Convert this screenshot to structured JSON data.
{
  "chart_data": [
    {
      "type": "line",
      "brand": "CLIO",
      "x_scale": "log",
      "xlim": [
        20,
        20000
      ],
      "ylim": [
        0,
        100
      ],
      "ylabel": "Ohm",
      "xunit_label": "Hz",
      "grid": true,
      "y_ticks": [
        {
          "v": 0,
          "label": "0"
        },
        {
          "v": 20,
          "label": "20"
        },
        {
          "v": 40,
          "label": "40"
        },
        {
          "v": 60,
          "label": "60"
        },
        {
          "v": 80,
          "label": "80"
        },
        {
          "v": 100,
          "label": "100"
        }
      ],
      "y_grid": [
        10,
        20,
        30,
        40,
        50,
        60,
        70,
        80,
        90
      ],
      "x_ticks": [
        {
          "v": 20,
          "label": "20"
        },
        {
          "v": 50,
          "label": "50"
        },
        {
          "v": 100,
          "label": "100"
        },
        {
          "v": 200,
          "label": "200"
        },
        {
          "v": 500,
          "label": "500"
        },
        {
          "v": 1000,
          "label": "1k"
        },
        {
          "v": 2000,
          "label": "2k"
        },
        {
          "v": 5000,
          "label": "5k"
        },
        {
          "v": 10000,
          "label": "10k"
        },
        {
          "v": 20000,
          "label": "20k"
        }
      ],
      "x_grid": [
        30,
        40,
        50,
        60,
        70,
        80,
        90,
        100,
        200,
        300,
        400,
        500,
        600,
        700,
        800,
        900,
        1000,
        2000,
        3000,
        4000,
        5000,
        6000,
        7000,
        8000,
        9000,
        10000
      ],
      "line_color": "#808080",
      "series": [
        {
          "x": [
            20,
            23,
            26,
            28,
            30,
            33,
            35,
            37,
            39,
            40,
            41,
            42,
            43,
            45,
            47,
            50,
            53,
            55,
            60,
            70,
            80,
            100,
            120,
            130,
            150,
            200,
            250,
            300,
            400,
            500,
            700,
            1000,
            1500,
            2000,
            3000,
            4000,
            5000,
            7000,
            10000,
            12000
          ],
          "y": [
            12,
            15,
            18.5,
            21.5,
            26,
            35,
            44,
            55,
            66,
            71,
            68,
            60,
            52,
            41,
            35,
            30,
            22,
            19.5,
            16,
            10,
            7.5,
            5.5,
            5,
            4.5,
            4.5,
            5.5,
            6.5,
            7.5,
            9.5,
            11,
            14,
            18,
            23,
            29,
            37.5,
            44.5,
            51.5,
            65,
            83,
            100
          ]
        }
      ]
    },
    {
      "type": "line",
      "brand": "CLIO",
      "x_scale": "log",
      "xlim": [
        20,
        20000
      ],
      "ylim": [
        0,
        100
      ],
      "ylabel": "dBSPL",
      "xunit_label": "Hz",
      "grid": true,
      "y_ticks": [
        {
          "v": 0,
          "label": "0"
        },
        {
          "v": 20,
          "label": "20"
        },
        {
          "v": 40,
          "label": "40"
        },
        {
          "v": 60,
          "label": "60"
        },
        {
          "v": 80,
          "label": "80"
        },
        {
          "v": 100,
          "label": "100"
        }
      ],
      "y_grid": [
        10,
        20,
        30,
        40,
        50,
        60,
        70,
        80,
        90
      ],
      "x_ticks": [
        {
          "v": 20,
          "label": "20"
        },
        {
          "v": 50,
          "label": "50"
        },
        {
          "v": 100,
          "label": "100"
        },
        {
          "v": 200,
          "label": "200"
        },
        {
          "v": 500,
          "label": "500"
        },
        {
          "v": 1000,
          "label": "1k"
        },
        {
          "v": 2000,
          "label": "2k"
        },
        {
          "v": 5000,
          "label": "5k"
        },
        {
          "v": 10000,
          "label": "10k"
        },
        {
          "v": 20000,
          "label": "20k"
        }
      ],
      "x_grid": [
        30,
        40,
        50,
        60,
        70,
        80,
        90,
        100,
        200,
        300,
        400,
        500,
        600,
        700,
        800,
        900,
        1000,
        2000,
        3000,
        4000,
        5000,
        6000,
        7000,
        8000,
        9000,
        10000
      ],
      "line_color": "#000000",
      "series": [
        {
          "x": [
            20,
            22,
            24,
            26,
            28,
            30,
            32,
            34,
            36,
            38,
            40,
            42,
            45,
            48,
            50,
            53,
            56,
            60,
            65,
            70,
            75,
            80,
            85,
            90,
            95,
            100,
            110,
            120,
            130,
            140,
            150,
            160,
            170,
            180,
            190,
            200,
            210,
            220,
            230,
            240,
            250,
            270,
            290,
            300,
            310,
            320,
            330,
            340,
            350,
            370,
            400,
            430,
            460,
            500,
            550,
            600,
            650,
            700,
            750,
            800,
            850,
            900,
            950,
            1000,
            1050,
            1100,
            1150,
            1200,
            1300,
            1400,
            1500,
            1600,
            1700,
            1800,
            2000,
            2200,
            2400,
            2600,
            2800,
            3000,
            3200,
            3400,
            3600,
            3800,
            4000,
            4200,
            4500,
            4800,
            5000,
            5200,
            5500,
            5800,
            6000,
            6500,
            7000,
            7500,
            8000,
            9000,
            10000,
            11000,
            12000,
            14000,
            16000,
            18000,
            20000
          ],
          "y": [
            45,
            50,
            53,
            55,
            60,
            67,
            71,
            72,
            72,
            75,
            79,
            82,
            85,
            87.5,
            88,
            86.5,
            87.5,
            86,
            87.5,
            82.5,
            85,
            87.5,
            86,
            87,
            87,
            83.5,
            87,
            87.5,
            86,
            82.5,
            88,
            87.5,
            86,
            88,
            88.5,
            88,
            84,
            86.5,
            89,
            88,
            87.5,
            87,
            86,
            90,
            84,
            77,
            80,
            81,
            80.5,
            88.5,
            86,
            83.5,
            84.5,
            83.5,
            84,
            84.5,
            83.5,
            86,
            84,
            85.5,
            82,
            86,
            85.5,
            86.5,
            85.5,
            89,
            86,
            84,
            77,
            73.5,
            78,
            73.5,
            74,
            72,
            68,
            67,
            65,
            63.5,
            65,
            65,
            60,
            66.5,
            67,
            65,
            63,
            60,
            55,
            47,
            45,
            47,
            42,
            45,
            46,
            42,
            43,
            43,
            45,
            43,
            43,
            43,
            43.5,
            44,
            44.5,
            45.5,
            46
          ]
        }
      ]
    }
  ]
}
============================================================
• [Work to be completed]
Write out every entry word for word.

• [Task solution]
Convert this screenshot to structured JSON data.
{
  "chart_data": [
    {
      "type": "line",
      "brand": "CLIO",
      "x_scale": "log",
      "xlim": [
        20,
        20000
      ],
      "ylim": [
        0,
        100
      ],
      "ylabel": "Ohm",
      "xunit_label": "Hz",
      "grid": true,
      "y_ticks": [
        {
          "v": 0,
          "label": "0"
        },
        {
          "v": 20,
          "label": "20"
        },
        {
          "v": 40,
          "label": "40"
        },
        {
          "v": 60,
          "label": "60"
        },
        {
          "v": 80,
          "label": "80"
        },
        {
          "v": 100,
          "label": "100"
        }
      ],
      "y_grid": [
        10,
        20,
        30,
        40,
        50,
        60,
        70,
        80,
        90
      ],
      "x_ticks": [
        {
          "v": 20,
          "label": "20"
        },
        {
          "v": 50,
          "label": "50"
        },
        {
          "v": 100,
          "label": "100"
        },
        {
          "v": 200,
          "label": "200"
        },
        {
          "v": 500,
          "label": "500"
        },
        {
          "v": 1000,
          "label": "1k"
        },
        {
          "v": 2000,
          "label": "2k"
        },
        {
          "v": 5000,
          "label": "5k"
        },
        {
          "v": 10000,
          "label": "10k"
        },
        {
          "v": 20000,
          "label": "20k"
        }
      ],
      "x_grid": [
        30,
        40,
        50,
        60,
        70,
        80,
        90,
        100,
        200,
        300,
        400,
        500,
        600,
        700,
        800,
        900,
        1000,
        2000,
        3000,
        4000,
        5000,
        6000,
        7000,
        8000,
        9000,
        10000
      ],
      "line_color": "#808080",
      "series": [
        {
          "x": [
            20,
            23,
            26,
            28,
            30,
            33,
            35,
            37,
            39,
            40,
            41,
            42,
            43,
            45,
            47,
            50,
            53,
            55,
            60,
            70,
            80,
            100,
            120,
            130,
            150,
            200,
            250,
            300,
            400,
            500,
            700,
            1000,
            1500,
            2000,
            3000,
            4000,
            5000,
            7000,
            10000,
            12000
          ],
          "y": [
            12,
            15,
            18.5,
            21.5,
            26,
            35,
            44,
            55,
            66,
            71,
            68,
            60,
            52,
            41,
            35,
            30,
            22,
            19.5,
            16,
            10,
            7.5,
            5.5,
            5,
            4.5,
            4.5,
            5.5,
            6.5,
            7.5,
            9.5,
            11,
            14,
            18,
            23,
            29,
            37.5,
            44.5,
            51.5,
            65,
            83,
            100
          ]
        }
      ]
    },
    {
      "type": "line",
      "brand": "CLIO",
      "x_scale": "log",
      "xlim": [
        20,
        20000
      ],
      "ylim": [
        0,
        100
      ],
      "ylabel": "dBSPL",
      "xunit_label": "Hz",
      "grid": true,
      "y_ticks": [
        {
          "v": 0,
          "label": "0"
        },
        {
          "v": 20,
          "label": "20"
        },
        {
          "v": 40,
          "label": "40"
        },
        {
          "v": 60,
          "label": "60"
        },
        {
          "v": 80,
          "label": "80"
        },
        {
          "v": 100,
          "label": "100"
        }
      ],
      "y_grid": [
        10,
        20,
        30,
        40,
        50,
        60,
        70,
        80,
        90
      ],
      "x_ticks": [
        {
          "v": 20,
          "label": "20"
        },
        {
          "v": 50,
          "label": "50"
        },
        {
          "v": 100,
          "label": "100"
        },
        {
          "v": 200,
          "label": "200"
        },
        {
          "v": 500,
          "label": "500"
        },
        {
          "v": 1000,
          "label": "1k"
        },
        {
          "v": 2000,
          "label": "2k"
        },
        {
          "v": 5000,
          "label": "5k"
        },
        {
          "v": 10000,
          "label": "10k"
        },
        {
          "v": 20000,
          "label": "20k"
        }
      ],
      "x_grid": [
        30,
        40,
        50,
        60,
        70,
        80,
        90,
        100,
        200,
        300,
        400,
        500,
        600,
        700,
        800,
        900,
        1000,
        2000,
        3000,
        4000,
        5000,
        6000,
        7000,
        8000,
        9000,
        10000
      ],
      "line_color": "#000000",
      "series": [
        {
          "x": [
            20,
            22,
            24,
            26,
            28,
            30,
            32,
            34,
            36,
            38,
            40,
            42,
            45,
            48,
            50,
            53,
            56,
            60,
            65,
            70,
            75,
            80,
            85,
            90,
            95,
            100,
            110,
            120,
            130,
            140,
            150,
            160,
            170,
            180,
            190,
            200,
            210,
            220,
            230,
            240,
            250,
            270,
            290,
            300,
            310,
            320,
            330,
            340,
            350,
            370,
            400,
            430,
            460,
            500,
            550,
            600,
            650,
            700,
            750,
            800,
            850,
            900,
            950,
            1000,
            1050,
            1100,
            1150,
            1200,
            1300,
            1400,
            1500,
            1600,
            1700,
            1800,
            2000,
            2200,
            2400,
            2600,
            2800,
            3000,
            3200,
            3400,
            3600,
            3800,
            4000,
            4200,
            4500,
            4800,
            5000,
            5200,
            5500,
            5800,
            6000,
            6500,
            7000,
            7500,
            8000,
            9000,
            10000,
            11000,
            12000,
            14000,
            16000,
            18000,
            20000
          ],
          "y": [
            45,
            50,
            53,
            55,
            60,
            67,
            71,
            72,
            72,
            75,
            79,
            82,
            85,
            87.5,
            88,
            86.5,
            87.5,
            86,
            87.5,
            82.5,
            85,
            87.5,
            86,
            87,
            87,
            83.5,
            87,
            87.5,
            86,
            82.5,
            88,
            87.5,
            86,
            88,
            88.5,
            88,
            84,
            86.5,
            89,
            88,
            87.5,
            87,
            86,
            90,
            84,
            77,
            80,
            81,
            80.5,
            88.5,
            86,
            83.5,
            84.5,
            83.5,
            84,
            84.5,
            83.5,
            86,
            84,
            85.5,
            82,
            86,
            85.5,
            86.5,
            85.5,
            89,
            86,
            84,
            77,
            73.5,
            78,
            73.5,
            74,
            72,
            68,
            67,
            65,
            63.5,
            65,
            65,
            60,
            66.5,
            67,
            65,
            63,
            60,
            55,
            47,
            45,
            47,
            42,
            45,
            46,
            42,
            43,
            43,
            45,
            43,
            43,
            43,
            43.5,
            44,
            44.5,
            45.5,
            46
          ]
        }
      ]
    }
  ]
}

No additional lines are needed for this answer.